**Set problem:**
Select all lines in the records that include "REGR".

Dataset excerpt
begin

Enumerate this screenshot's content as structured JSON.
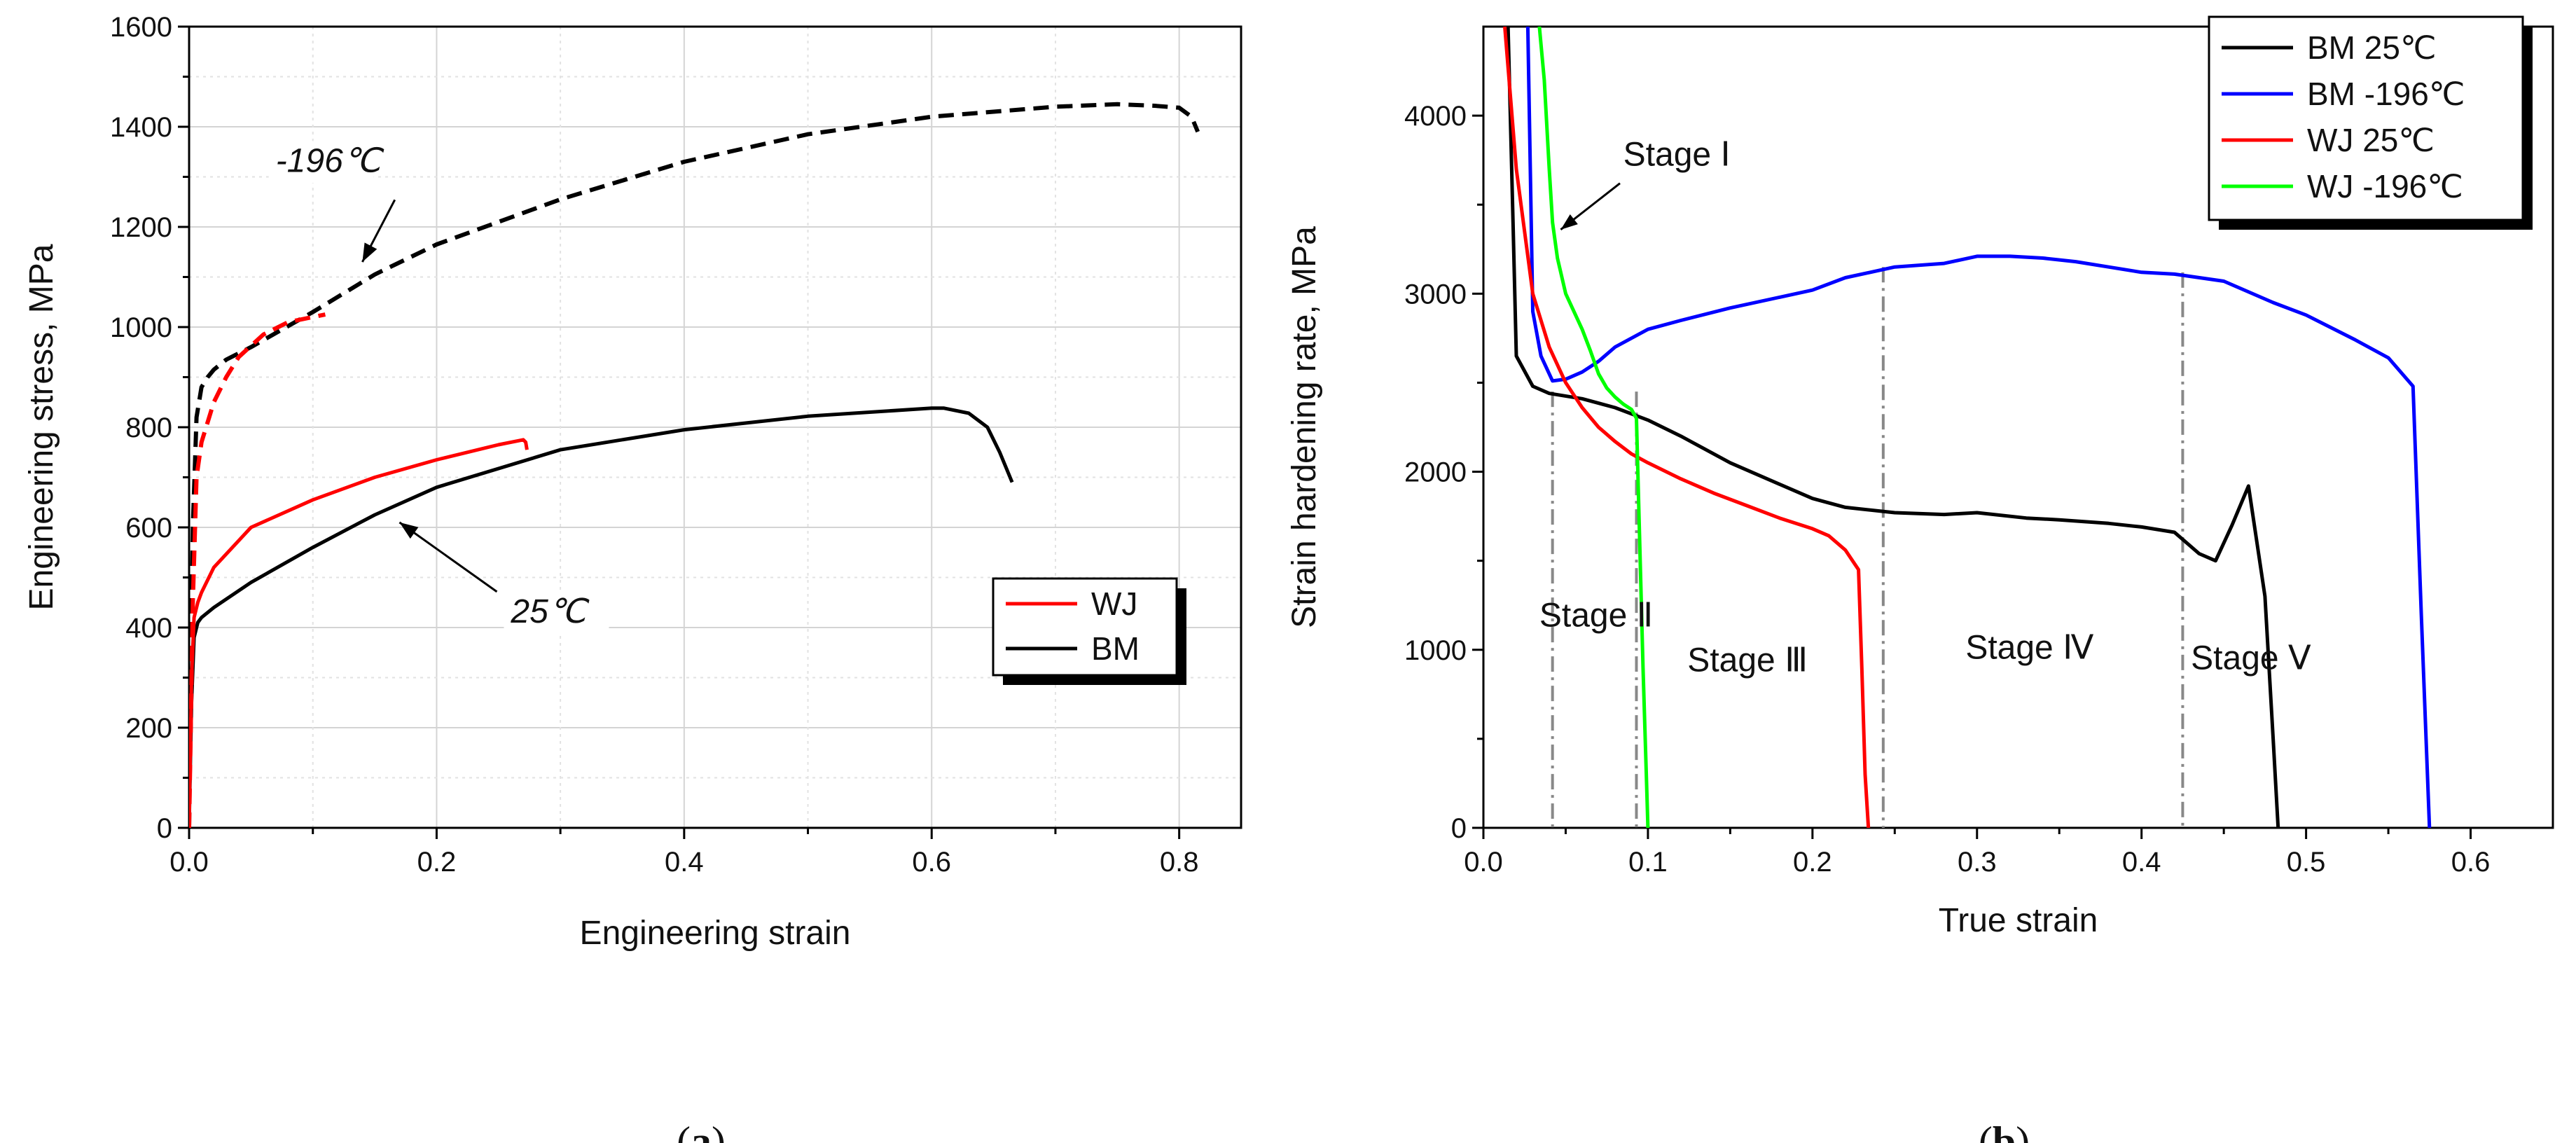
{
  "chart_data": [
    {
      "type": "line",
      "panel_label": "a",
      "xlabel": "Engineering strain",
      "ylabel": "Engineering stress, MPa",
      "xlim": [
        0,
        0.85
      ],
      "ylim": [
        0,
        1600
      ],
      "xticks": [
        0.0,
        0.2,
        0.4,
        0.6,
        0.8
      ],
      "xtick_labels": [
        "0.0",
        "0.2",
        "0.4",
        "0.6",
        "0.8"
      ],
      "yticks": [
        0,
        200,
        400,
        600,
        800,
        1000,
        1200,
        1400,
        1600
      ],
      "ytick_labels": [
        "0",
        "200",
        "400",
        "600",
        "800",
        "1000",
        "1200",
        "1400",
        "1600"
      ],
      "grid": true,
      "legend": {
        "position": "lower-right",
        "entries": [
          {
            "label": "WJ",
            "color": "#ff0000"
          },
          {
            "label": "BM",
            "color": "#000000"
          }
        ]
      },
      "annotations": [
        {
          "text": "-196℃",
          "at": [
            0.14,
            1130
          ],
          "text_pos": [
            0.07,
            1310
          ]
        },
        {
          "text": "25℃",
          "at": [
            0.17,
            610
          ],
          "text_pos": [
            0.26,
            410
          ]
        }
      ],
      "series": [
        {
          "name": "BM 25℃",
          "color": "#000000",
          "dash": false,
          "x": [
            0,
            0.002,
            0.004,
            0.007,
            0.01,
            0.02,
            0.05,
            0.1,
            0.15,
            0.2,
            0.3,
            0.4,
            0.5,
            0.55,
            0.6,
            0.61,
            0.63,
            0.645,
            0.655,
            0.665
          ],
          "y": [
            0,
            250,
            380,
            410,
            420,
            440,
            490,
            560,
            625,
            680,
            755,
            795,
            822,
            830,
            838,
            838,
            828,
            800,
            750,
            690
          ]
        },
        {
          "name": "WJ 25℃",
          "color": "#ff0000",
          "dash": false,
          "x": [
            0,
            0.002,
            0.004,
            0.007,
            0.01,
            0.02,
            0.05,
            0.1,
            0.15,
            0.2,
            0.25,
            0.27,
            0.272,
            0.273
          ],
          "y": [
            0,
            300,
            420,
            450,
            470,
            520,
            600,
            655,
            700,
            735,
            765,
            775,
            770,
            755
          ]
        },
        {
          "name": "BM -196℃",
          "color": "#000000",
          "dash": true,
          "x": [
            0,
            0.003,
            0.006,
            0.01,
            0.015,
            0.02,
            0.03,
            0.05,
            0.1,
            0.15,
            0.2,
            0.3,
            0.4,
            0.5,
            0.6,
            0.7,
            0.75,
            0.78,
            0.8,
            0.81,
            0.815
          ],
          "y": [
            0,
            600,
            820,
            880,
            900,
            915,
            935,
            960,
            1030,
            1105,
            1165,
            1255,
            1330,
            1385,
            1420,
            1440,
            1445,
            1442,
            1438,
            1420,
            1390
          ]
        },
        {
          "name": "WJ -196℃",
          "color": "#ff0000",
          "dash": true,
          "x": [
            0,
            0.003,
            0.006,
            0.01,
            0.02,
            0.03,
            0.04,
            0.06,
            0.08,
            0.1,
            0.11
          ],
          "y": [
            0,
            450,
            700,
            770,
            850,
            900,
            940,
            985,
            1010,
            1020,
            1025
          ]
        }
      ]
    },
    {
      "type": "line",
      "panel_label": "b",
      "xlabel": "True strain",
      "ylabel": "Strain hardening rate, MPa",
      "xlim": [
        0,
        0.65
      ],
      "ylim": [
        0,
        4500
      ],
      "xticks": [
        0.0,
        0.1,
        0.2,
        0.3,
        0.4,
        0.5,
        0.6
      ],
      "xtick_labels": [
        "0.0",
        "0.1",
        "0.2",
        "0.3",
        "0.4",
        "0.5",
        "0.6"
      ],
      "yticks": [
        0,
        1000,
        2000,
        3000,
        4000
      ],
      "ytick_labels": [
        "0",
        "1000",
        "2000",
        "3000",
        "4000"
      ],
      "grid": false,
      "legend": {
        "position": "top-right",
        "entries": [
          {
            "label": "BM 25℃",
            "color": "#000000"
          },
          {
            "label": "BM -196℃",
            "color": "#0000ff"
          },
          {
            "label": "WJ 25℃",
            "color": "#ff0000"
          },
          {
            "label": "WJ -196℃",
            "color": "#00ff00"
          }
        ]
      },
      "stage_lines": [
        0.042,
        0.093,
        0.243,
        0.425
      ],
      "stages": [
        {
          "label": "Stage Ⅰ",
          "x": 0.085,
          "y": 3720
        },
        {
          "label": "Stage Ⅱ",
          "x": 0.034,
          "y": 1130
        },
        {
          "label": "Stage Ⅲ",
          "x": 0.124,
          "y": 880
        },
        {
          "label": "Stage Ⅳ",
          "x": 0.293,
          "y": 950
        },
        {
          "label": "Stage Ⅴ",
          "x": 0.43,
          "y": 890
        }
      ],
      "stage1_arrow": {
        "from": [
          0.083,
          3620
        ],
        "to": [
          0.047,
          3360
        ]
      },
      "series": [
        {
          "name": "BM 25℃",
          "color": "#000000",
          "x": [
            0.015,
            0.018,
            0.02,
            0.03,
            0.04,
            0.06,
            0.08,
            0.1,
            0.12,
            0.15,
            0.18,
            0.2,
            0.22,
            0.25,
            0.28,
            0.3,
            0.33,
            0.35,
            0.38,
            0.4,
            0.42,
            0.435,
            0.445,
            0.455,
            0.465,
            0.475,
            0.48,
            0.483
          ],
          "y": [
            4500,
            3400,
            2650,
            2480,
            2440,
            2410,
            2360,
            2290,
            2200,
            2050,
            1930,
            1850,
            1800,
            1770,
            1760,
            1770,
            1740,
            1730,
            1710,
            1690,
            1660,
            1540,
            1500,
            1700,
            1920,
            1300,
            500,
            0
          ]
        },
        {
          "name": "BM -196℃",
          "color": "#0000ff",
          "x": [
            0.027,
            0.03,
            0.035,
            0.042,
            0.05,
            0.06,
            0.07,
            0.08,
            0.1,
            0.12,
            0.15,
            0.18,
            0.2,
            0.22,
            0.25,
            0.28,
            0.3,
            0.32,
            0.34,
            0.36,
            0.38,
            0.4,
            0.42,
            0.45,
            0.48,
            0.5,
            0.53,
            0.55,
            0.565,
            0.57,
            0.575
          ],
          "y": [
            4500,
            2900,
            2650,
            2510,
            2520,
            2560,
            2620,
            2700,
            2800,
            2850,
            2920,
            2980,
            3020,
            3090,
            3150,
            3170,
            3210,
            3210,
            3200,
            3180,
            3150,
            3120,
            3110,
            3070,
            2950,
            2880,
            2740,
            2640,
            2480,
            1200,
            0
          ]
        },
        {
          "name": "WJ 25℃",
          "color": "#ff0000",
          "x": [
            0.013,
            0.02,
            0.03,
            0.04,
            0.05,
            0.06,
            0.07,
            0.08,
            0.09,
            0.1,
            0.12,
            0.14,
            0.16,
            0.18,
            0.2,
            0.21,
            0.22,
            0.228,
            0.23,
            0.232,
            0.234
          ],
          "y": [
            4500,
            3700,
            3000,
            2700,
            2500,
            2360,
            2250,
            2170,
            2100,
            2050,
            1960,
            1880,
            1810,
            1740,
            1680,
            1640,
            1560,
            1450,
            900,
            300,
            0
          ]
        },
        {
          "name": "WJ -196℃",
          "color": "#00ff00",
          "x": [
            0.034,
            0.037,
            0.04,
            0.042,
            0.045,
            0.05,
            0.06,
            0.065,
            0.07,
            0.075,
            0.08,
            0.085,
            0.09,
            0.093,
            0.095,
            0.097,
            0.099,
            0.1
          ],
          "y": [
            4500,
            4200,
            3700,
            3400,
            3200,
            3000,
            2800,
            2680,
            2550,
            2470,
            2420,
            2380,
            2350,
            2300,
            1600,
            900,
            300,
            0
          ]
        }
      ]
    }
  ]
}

end
begin

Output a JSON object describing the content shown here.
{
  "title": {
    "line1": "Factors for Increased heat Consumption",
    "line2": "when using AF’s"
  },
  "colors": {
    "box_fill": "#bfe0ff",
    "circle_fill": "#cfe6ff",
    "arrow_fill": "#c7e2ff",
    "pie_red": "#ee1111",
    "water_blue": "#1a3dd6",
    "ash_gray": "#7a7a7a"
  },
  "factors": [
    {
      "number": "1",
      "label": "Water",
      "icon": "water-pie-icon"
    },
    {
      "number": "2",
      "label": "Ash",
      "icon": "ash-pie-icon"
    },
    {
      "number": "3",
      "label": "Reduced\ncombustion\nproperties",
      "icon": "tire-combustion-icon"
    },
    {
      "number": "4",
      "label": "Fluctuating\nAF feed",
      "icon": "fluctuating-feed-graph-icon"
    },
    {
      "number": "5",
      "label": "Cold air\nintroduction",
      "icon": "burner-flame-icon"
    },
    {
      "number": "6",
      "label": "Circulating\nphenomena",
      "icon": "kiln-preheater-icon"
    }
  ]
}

end
begin

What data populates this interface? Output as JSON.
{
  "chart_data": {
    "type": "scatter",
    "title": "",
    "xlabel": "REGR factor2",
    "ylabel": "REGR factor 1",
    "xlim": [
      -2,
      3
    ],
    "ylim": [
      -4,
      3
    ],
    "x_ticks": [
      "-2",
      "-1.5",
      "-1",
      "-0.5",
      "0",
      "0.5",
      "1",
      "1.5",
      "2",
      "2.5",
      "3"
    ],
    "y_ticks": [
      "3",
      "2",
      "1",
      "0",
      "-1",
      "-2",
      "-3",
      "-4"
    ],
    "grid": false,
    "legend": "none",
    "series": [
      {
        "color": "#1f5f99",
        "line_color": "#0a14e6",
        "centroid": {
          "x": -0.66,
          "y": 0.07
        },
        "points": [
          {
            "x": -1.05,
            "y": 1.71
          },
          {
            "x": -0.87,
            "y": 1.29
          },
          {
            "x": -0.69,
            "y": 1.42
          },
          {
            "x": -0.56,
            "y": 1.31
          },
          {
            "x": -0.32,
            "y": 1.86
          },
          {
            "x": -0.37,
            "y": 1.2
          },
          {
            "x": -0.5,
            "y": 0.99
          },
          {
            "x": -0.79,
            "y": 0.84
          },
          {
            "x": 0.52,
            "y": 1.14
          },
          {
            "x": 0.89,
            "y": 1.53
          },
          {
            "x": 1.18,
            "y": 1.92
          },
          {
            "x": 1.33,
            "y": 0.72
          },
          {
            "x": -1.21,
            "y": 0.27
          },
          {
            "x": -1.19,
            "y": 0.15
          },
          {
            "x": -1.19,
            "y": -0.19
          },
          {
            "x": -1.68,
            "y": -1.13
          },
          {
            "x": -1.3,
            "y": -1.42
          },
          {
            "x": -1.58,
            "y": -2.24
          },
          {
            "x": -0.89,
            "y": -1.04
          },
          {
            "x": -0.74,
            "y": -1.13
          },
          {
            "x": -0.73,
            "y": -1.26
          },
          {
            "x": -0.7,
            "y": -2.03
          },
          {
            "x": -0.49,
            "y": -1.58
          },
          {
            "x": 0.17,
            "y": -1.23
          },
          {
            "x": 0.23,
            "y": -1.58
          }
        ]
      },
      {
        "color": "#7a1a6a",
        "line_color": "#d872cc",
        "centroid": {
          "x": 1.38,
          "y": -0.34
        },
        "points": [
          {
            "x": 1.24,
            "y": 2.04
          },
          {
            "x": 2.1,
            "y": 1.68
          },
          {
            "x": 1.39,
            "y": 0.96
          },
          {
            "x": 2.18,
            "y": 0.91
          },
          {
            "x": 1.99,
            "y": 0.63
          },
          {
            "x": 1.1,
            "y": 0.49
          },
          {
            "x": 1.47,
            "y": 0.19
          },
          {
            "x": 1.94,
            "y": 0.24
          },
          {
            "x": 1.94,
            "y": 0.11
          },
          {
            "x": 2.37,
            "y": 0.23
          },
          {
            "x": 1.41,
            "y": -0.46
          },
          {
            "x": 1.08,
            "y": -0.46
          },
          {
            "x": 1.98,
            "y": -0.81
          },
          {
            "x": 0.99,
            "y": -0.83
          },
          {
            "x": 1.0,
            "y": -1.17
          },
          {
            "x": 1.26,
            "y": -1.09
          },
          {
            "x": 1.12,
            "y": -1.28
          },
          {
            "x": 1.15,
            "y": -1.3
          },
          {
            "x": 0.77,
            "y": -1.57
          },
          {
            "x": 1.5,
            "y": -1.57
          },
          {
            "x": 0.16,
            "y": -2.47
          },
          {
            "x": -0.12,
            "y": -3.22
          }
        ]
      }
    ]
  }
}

end

**Answer for the task:**
    "xlabel": "REGR factor2",
    "ylabel": "REGR factor 1",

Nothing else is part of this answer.